### Data rows
--- --- ---

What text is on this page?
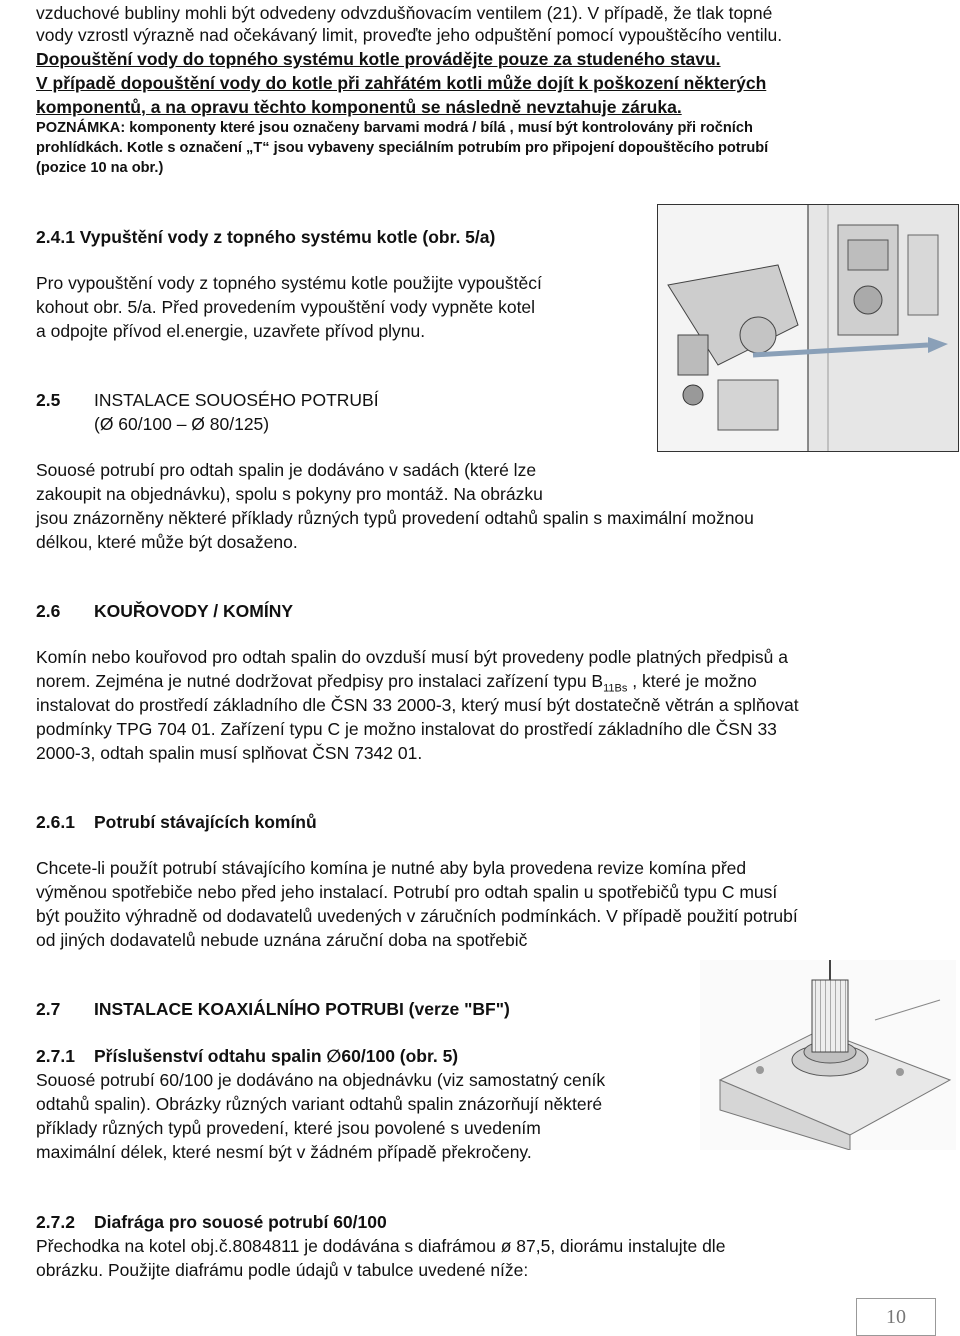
vzduchové bubliny mohli být odvedeny odvzdušňovacím ventilem (21). V případě, že tlak topné
vody vzrostl výrazně nad očekávaný limit, proveďte jeho odpuštění pomocí vypouštěcího ventilu.
Dopouštění vody do topného systému kotle provádějte pouze za studeného stavu.
V případě dopouštění vody do kotle při zahřátém kotli může dojít k poškození některých
komponentů, a na opravu těchto komponentů se následně nevztahuje záruka.
POZNÁMKA: komponenty které jsou označeny barvami modrá / bílá , musí být kontrolovány při ročních
prohlídkách. Kotle s označení „T“ jsou vybaveny speciálním potrubím pro připojení dopouštěcího potrubí
(pozice 10 na obr.)
2.4.1 Vypuštění vody z topného systému kotle (obr. 5/a)
Pro vypouštění vody z topného systému kotle použijte vypouštěcí
kohout obr. 5/a. Před provedením vypouštění vody vypněte kotel
a odpojte přívod el.energie, uzavřete přívod plynu.
2.5 INSTALACE SOUOSÉHO POTRUBÍ
(Ø 60/100 – Ø 80/125)
Souosé potrubí pro odtah spalin je dodáváno v sadách (které lze
zakoupit na objednávku), spolu s pokyny pro montáž. Na obrázku
jsou znázorněny některé příklady různých typů provedení odtahů spalin s maximální možnou
délkou, které může být dosaženo.
2.6 KOUŘOVODY / KOMÍNY
Komín nebo kouřovod pro odtah spalin do ovzduší musí být provedeny podle platných předpisů a
norem. Zejména je nutné dodržovat předpisy pro instalaci zařízení typu $B_{11Bs}$ , které je možno
instalovat do prostředí základního dle ČSN 33 2000-3, který musí být dostatečně větrán a splňovat
podmínky TPG 704 01. Zařízení typu C je možno instalovat do prostředí základního dle ČSN 33
2000-3, odtah spalin musí splňovat ČSN 7342 01.
2.6.1 Potrubí stávajících komínů
Chcete-li použít potrubí stávajícího komína je nutné aby byla provedena revize komína před
výměnou spotřebiče nebo před jeho instalací. Potrubí pro odtah spalin u spotřebičů typu C musí
být použito výhradně od dodavatelů uvedených v záručních podmínkách. V případě použití potrubí
od jiných dodavatelů nebude uznána záruční doba na spotřebič
2.7 INSTALACE KOAXIÁLNÍHO POTRUBI (verze "BF")
2.7.1 Příslušenství odtahu spalin ∅60/100 (obr. 5)
Souosé potrubí 60/100 je dodáváno na objednávku (viz samostatný ceník
odtahů spalin). Obrázky různých variant odtahů spalin znázorňují některé
příklady různých typů provedení, které jsou povolené s uvedením
maximální délek, které nesmí být v žádném případě překročeny.
2.7.2 Diafrága pro souosé potrubí 60/100
Přechodka na kotel obj.č.8084811 je dodávána s diafrámou ø 87,5, diorámu instalujte dle
obrázku. Použijte diafrámu podle údajů v tabulce uvedené níže:
10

--- --- ---

Using the listing above, return all lines where the word "instalovat" occurs.

instalovat do prostředí základního dle ČSN 33 2000-3, který musí být dostatečně větrán a splňovat
podmínky TPG 704 01. Zařízení typu C je možno instalovat do prostředí základního dle ČSN 33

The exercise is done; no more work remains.